**Problem**: Below is a listing; copy all of it exactly.

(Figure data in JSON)
= = = = = = =
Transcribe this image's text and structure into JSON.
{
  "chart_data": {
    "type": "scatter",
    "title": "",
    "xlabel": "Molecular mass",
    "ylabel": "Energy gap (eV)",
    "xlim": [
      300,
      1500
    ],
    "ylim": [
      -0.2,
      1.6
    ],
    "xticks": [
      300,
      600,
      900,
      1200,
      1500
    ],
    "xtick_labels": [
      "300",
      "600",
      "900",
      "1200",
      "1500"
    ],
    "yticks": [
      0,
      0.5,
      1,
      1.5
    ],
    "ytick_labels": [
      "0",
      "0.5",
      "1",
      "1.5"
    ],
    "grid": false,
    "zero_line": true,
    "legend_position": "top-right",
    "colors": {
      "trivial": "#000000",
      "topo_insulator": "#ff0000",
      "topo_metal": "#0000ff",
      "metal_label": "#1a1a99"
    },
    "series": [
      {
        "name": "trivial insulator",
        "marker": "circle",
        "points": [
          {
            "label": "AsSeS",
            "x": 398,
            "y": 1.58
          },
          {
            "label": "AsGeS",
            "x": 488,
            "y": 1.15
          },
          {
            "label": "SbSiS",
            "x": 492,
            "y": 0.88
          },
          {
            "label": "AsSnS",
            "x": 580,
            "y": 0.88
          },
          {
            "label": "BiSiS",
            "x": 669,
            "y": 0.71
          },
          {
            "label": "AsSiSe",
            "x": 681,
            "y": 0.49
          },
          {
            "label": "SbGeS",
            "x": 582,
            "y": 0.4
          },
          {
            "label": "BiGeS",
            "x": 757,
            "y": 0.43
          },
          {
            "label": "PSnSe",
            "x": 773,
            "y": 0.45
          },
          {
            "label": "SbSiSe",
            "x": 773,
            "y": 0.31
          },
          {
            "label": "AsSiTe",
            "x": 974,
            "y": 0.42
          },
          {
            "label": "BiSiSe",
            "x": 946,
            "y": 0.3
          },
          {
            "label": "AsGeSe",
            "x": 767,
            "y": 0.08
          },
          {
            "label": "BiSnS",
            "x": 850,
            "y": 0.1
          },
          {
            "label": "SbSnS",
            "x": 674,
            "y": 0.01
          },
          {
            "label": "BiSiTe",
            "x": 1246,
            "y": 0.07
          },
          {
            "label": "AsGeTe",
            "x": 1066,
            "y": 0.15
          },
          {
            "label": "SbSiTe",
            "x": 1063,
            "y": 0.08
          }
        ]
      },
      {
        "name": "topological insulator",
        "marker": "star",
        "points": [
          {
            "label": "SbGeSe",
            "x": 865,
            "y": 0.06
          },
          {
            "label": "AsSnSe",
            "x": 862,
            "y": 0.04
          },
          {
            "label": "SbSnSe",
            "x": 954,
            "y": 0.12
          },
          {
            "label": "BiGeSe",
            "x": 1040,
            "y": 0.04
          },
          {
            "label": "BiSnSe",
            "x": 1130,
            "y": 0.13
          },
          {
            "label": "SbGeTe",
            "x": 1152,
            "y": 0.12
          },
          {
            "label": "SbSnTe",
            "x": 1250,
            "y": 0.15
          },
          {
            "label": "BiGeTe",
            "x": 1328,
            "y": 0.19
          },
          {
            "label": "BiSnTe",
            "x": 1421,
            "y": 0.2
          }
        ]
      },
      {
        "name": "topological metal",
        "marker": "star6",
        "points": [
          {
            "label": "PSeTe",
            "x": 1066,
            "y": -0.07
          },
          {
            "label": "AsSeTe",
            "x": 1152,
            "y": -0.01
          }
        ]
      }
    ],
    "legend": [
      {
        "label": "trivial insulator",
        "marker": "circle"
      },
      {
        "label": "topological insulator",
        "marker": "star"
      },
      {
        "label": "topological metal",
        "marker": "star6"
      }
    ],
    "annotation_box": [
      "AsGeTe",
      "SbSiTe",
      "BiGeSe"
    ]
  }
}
= = = = = = =
**Result for this task**:
Transcribe this image's text and structure into JSON.
{
  "chart_data": {
    "type": "scatter",
    "title": "",
    "xlabel": "Molecular mass",
    "ylabel": "Energy gap (eV)",
    "xlim": [
      300,
      1500
    ],
    "ylim": [
      -0.2,
      1.6
    ],
    "xticks": [
      300,
      600,
      900,
      1200,
      1500
    ],
    "xtick_labels": [
      "300",
      "600",
      "900",
      "1200",
      "1500"
    ],
    "yticks": [
      0,
      0.5,
      1,
      1.5
    ],
    "ytick_labels": [
      "0",
      "0.5",
      "1",
      "1.5"
    ],
    "grid": false,
    "zero_line": true,
    "legend_position": "top-right",
    "colors": {
      "trivial": "#000000",
      "topo_insulator": "#ff0000",
      "topo_metal": "#0000ff",
      "metal_label": "#1a1a99"
    },
    "series": [
      {
        "name": "trivial insulator",
        "marker": "circle",
        "points": [
          {
            "label": "AsSeS",
            "x": 398,
            "y": 1.58
          },
          {
            "label": "AsGeS",
            "x": 488,
            "y": 1.15
          },
          {
            "label": "SbSiS",
            "x": 492,
            "y": 0.88
          },
          {
            "label": "AsSnS",
            "x": 580,
            "y": 0.88
          },
          {
            "label": "BiSiS",
            "x": 669,
            "y": 0.71
          },
          {
            "label": "AsSiSe",
            "x": 681,
            "y": 0.49
          },
          {
            "label": "SbGeS",
            "x": 582,
            "y": 0.4
          },
          {
            "label": "BiGeS",
            "x": 757,
            "y": 0.43
          },
          {
            "label": "PSnSe",
            "x": 773,
            "y": 0.45
          },
          {
            "label": "SbSiSe",
            "x": 773,
            "y": 0.31
          },
          {
            "label": "AsSiTe",
            "x": 974,
            "y": 0.42
          },
          {
            "label": "BiSiSe",
            "x": 946,
            "y": 0.3
          },
          {
            "label": "AsGeSe",
            "x": 767,
            "y": 0.08
          },
          {
            "label": "BiSnS",
            "x": 850,
            "y": 0.1
          },
          {
            "label": "SbSnS",
            "x": 674,
            "y": 0.01
          },
          {
            "label": "BiSiTe",
            "x": 1246,
            "y": 0.07
          },
          {
            "label": "AsGeTe",
            "x": 1066,
            "y": 0.15
          },
          {
            "label": "SbSiTe",
            "x": 1063,
            "y": 0.08
          }
        ]
      },
      {
        "name": "topological insulator",
        "marker": "star",
        "points": [
          {
            "label": "SbGeSe",
            "x": 865,
            "y": 0.06
          },
          {
            "label": "AsSnSe",
            "x": 862,
            "y": 0.04
          },
          {
            "label": "SbSnSe",
            "x": 954,
            "y": 0.12
          },
          {
            "label": "BiGeSe",
            "x": 1040,
            "y": 0.04
          },
          {
            "label": "BiSnSe",
            "x": 1130,
            "y": 0.13
          },
          {
            "label": "SbGeTe",
            "x": 1152,
            "y": 0.12
          },
          {
            "label": "SbSnTe",
            "x": 1250,
            "y": 0.15
          },
          {
            "label": "BiGeTe",
            "x": 1328,
            "y": 0.19
          },
          {
            "label": "BiSnTe",
            "x": 1421,
            "y": 0.2
          }
        ]
      },
      {
        "name": "topological metal",
        "marker": "star6",
        "points": [
          {
            "label": "PSeTe",
            "x": 1066,
            "y": -0.07
          },
          {
            "label": "AsSeTe",
            "x": 1152,
            "y": -0.01
          }
        ]
      }
    ],
    "legend": [
      {
        "label": "trivial insulator",
        "marker": "circle"
      },
      {
        "label": "topological insulator",
        "marker": "star"
      },
      {
        "label": "topological metal",
        "marker": "star6"
      }
    ],
    "annotation_box": [
      "AsGeTe",
      "SbSiTe",
      "BiGeSe"
    ]
  }
}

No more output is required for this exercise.